Entries provided:

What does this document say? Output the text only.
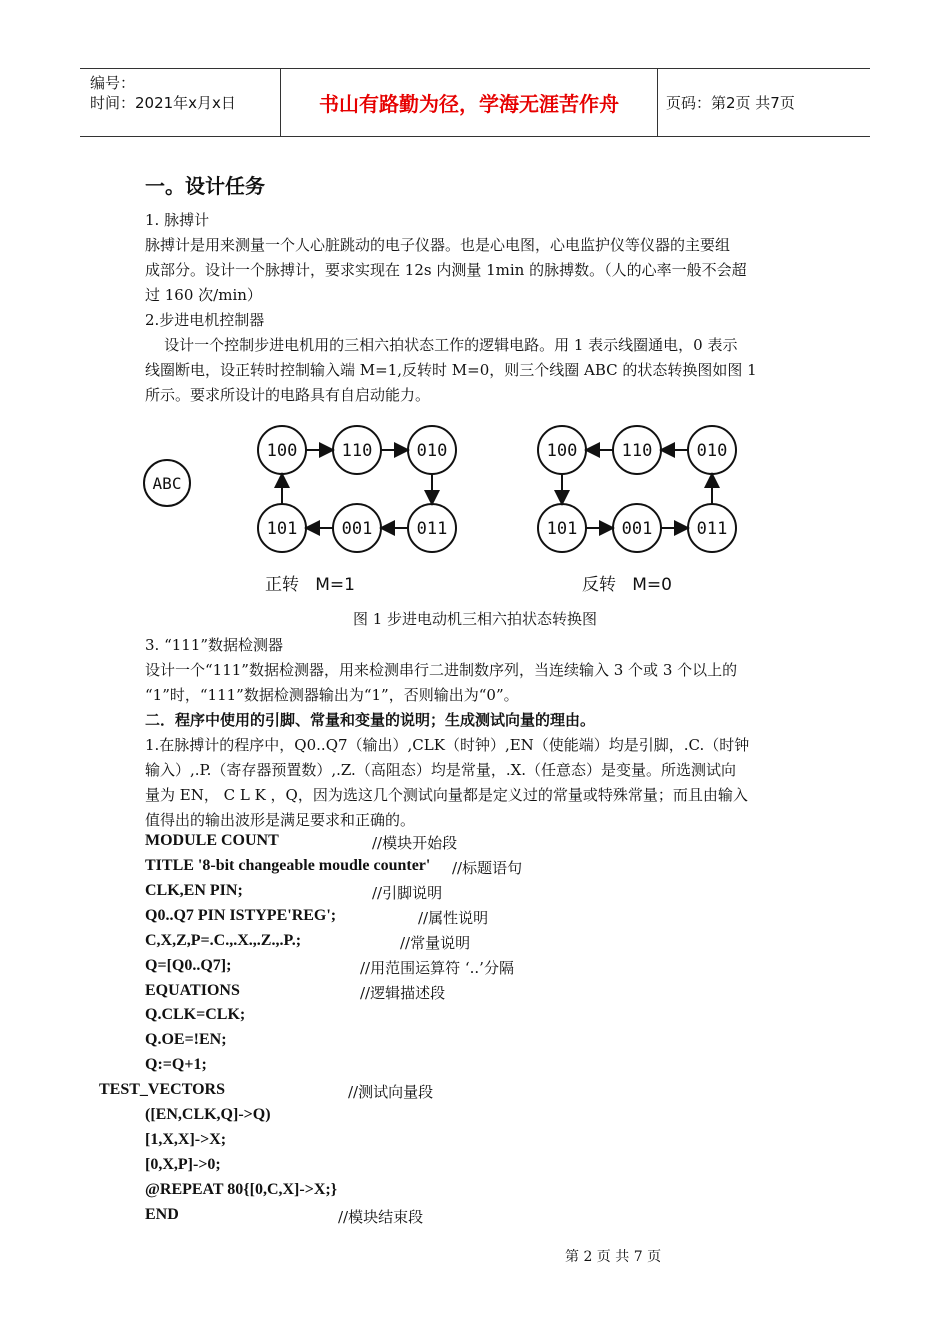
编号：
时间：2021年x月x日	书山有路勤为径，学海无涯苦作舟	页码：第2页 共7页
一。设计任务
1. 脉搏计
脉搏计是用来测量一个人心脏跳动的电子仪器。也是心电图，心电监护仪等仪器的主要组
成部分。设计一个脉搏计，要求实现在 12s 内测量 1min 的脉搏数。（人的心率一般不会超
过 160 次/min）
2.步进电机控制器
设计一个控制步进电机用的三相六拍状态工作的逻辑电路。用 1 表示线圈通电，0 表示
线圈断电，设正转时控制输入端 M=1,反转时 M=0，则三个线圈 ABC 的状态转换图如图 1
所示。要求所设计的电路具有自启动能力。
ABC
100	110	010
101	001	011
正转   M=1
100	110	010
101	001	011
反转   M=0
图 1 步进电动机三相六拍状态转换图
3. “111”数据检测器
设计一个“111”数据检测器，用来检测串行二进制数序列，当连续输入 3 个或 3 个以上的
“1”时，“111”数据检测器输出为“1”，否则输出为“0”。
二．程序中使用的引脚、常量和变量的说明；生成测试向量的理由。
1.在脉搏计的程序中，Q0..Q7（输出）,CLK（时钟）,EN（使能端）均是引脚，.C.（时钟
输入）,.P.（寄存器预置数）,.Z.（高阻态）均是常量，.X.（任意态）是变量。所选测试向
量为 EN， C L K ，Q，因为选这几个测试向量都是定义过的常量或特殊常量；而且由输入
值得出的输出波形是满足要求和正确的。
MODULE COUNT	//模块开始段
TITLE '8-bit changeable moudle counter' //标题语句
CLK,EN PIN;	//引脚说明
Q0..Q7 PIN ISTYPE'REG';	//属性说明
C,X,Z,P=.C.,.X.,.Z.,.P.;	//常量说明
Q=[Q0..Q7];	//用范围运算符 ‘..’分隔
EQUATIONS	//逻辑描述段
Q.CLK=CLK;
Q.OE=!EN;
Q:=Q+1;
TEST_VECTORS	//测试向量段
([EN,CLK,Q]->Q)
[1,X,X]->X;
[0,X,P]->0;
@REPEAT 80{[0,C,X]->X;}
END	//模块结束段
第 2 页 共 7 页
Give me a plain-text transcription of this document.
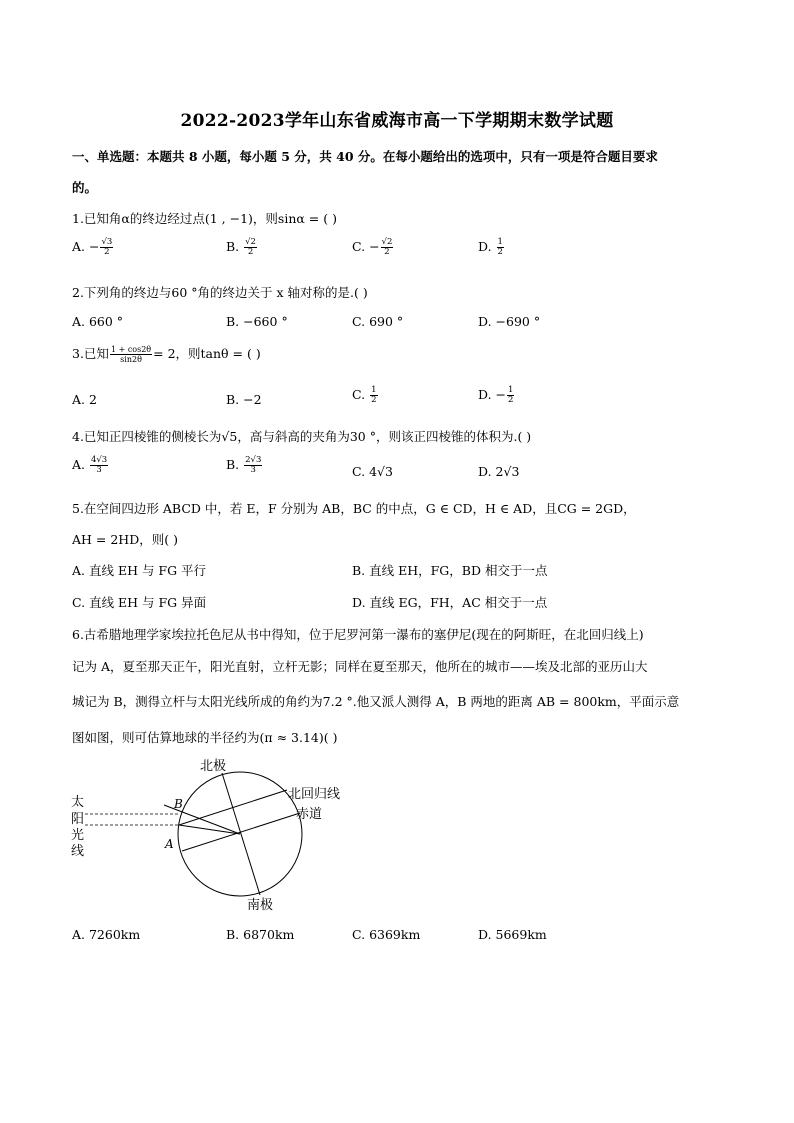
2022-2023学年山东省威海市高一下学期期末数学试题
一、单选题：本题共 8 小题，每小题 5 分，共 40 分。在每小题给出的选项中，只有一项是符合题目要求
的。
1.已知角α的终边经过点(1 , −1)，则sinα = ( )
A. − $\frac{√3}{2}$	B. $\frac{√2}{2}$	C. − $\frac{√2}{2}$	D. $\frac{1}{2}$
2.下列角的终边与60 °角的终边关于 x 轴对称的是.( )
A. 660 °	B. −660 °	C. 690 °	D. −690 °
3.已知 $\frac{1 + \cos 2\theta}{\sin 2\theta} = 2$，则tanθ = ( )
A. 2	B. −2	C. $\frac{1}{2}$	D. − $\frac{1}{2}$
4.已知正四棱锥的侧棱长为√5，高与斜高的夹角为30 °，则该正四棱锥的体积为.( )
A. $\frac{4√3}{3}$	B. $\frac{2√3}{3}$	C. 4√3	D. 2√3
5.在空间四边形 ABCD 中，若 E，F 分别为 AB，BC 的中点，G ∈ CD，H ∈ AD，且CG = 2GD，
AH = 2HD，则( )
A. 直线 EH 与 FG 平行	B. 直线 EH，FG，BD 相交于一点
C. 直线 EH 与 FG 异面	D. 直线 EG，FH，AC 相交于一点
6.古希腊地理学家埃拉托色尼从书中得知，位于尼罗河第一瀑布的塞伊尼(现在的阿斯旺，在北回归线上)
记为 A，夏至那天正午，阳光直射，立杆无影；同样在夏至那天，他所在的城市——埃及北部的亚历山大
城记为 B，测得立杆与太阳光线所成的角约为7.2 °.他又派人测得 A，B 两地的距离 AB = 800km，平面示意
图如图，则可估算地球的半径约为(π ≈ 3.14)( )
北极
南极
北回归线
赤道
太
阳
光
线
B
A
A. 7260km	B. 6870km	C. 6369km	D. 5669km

Exercise brief: Count how many lines in the data contain the word "text", giving the number without comment.

Answer for the task: 2